══ DATA FOR THIS TASK ══
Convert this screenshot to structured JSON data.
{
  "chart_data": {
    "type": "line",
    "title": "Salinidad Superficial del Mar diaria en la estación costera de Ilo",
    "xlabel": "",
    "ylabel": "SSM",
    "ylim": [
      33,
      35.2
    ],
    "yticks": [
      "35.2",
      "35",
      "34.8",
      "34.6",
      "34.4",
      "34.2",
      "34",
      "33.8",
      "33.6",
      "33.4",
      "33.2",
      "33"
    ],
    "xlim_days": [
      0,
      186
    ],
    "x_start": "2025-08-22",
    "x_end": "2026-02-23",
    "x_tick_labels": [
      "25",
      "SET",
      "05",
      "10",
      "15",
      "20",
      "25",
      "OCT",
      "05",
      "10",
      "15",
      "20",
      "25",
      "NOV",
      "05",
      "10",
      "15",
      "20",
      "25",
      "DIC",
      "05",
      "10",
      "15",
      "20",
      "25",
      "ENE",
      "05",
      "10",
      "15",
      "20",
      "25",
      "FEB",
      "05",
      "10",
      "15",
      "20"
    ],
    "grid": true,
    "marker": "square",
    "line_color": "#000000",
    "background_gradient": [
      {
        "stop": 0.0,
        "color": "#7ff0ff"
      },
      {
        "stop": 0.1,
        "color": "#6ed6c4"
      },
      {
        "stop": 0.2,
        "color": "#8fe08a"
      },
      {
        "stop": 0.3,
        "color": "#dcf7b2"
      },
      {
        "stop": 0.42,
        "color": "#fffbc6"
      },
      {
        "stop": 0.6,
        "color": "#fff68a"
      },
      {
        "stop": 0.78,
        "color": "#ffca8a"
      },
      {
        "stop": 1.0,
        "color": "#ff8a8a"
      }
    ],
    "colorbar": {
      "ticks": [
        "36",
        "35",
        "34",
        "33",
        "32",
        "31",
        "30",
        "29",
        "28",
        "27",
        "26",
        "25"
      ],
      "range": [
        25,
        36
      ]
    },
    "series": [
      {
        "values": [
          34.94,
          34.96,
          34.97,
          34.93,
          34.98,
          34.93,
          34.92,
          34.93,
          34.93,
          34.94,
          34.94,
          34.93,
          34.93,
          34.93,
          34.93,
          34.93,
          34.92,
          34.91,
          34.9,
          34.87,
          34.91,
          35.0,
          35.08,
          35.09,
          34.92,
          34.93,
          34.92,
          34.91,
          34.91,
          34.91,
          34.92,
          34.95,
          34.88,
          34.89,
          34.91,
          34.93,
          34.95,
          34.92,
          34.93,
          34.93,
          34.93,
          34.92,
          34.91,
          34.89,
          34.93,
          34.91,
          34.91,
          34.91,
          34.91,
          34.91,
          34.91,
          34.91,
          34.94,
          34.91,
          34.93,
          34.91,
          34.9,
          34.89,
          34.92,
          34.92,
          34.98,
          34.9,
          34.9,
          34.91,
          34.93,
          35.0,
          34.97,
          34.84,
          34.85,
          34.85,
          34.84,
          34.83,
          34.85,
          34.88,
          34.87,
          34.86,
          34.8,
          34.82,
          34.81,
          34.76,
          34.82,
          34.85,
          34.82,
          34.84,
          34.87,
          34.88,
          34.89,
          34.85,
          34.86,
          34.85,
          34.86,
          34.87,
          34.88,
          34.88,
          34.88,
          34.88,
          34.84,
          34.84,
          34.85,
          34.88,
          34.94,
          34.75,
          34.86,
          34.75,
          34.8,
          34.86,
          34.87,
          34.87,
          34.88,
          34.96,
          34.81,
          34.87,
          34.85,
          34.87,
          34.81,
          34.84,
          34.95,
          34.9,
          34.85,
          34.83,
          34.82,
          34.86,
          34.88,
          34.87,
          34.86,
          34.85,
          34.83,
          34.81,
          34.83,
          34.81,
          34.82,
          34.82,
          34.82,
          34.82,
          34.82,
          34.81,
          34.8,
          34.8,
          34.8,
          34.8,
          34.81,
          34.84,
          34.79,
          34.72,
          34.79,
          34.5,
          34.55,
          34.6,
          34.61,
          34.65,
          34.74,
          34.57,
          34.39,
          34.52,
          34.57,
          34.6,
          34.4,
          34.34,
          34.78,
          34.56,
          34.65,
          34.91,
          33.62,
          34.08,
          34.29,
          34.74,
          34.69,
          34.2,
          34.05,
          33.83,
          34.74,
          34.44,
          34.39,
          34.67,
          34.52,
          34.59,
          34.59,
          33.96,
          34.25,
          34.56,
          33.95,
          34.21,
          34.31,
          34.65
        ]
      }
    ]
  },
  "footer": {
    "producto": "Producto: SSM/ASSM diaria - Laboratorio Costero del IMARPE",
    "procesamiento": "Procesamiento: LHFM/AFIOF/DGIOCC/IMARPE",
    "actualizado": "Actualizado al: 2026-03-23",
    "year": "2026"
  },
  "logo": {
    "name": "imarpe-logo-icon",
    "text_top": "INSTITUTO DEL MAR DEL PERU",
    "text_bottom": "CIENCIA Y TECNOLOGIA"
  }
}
═══
All of the data needs to be reproduced exactly, with no line missing.

- EXERCISE OUTPUT
Convert this screenshot to structured JSON data.
{
  "chart_data": {
    "type": "line",
    "title": "Salinidad Superficial del Mar diaria en la estación costera de Ilo",
    "xlabel": "",
    "ylabel": "SSM",
    "ylim": [
      33,
      35.2
    ],
    "yticks": [
      "35.2",
      "35",
      "34.8",
      "34.6",
      "34.4",
      "34.2",
      "34",
      "33.8",
      "33.6",
      "33.4",
      "33.2",
      "33"
    ],
    "xlim_days": [
      0,
      186
    ],
    "x_start": "2025-08-22",
    "x_end": "2026-02-23",
    "x_tick_labels": [
      "25",
      "SET",
      "05",
      "10",
      "15",
      "20",
      "25",
      "OCT",
      "05",
      "10",
      "15",
      "20",
      "25",
      "NOV",
      "05",
      "10",
      "15",
      "20",
      "25",
      "DIC",
      "05",
      "10",
      "15",
      "20",
      "25",
      "ENE",
      "05",
      "10",
      "15",
      "20",
      "25",
      "FEB",
      "05",
      "10",
      "15",
      "20"
    ],
    "grid": true,
    "marker": "square",
    "line_color": "#000000",
    "background_gradient": [
      {
        "stop": 0.0,
        "color": "#7ff0ff"
      },
      {
        "stop": 0.1,
        "color": "#6ed6c4"
      },
      {
        "stop": 0.2,
        "color": "#8fe08a"
      },
      {
        "stop": 0.3,
        "color": "#dcf7b2"
      },
      {
        "stop": 0.42,
        "color": "#fffbc6"
      },
      {
        "stop": 0.6,
        "color": "#fff68a"
      },
      {
        "stop": 0.78,
        "color": "#ffca8a"
      },
      {
        "stop": 1.0,
        "color": "#ff8a8a"
      }
    ],
    "colorbar": {
      "ticks": [
        "36",
        "35",
        "34",
        "33",
        "32",
        "31",
        "30",
        "29",
        "28",
        "27",
        "26",
        "25"
      ],
      "range": [
        25,
        36
      ]
    },
    "series": [
      {
        "values": [
          34.94,
          34.96,
          34.97,
          34.93,
          34.98,
          34.93,
          34.92,
          34.93,
          34.93,
          34.94,
          34.94,
          34.93,
          34.93,
          34.93,
          34.93,
          34.93,
          34.92,
          34.91,
          34.9,
          34.87,
          34.91,
          35.0,
          35.08,
          35.09,
          34.92,
          34.93,
          34.92,
          34.91,
          34.91,
          34.91,
          34.92,
          34.95,
          34.88,
          34.89,
          34.91,
          34.93,
          34.95,
          34.92,
          34.93,
          34.93,
          34.93,
          34.92,
          34.91,
          34.89,
          34.93,
          34.91,
          34.91,
          34.91,
          34.91,
          34.91,
          34.91,
          34.91,
          34.94,
          34.91,
          34.93,
          34.91,
          34.9,
          34.89,
          34.92,
          34.92,
          34.98,
          34.9,
          34.9,
          34.91,
          34.93,
          35.0,
          34.97,
          34.84,
          34.85,
          34.85,
          34.84,
          34.83,
          34.85,
          34.88,
          34.87,
          34.86,
          34.8,
          34.82,
          34.81,
          34.76,
          34.82,
          34.85,
          34.82,
          34.84,
          34.87,
          34.88,
          34.89,
          34.85,
          34.86,
          34.85,
          34.86,
          34.87,
          34.88,
          34.88,
          34.88,
          34.88,
          34.84,
          34.84,
          34.85,
          34.88,
          34.94,
          34.75,
          34.86,
          34.75,
          34.8,
          34.86,
          34.87,
          34.87,
          34.88,
          34.96,
          34.81,
          34.87,
          34.85,
          34.87,
          34.81,
          34.84,
          34.95,
          34.9,
          34.85,
          34.83,
          34.82,
          34.86,
          34.88,
          34.87,
          34.86,
          34.85,
          34.83,
          34.81,
          34.83,
          34.81,
          34.82,
          34.82,
          34.82,
          34.82,
          34.82,
          34.81,
          34.8,
          34.8,
          34.8,
          34.8,
          34.81,
          34.84,
          34.79,
          34.72,
          34.79,
          34.5,
          34.55,
          34.6,
          34.61,
          34.65,
          34.74,
          34.57,
          34.39,
          34.52,
          34.57,
          34.6,
          34.4,
          34.34,
          34.78,
          34.56,
          34.65,
          34.91,
          33.62,
          34.08,
          34.29,
          34.74,
          34.69,
          34.2,
          34.05,
          33.83,
          34.74,
          34.44,
          34.39,
          34.67,
          34.52,
          34.59,
          34.59,
          33.96,
          34.25,
          34.56,
          33.95,
          34.21,
          34.31,
          34.65
        ]
      }
    ]
  },
  "footer": {
    "producto": "Producto: SSM/ASSM diaria - Laboratorio Costero del IMARPE",
    "procesamiento": "Procesamiento: LHFM/AFIOF/DGIOCC/IMARPE",
    "actualizado": "Actualizado al: 2026-03-23",
    "year": "2026"
  },
  "logo": {
    "name": "imarpe-logo-icon",
    "text_top": "INSTITUTO DEL MAR DEL PERU",
    "text_bottom": "CIENCIA Y TECNOLOGIA"
  }
}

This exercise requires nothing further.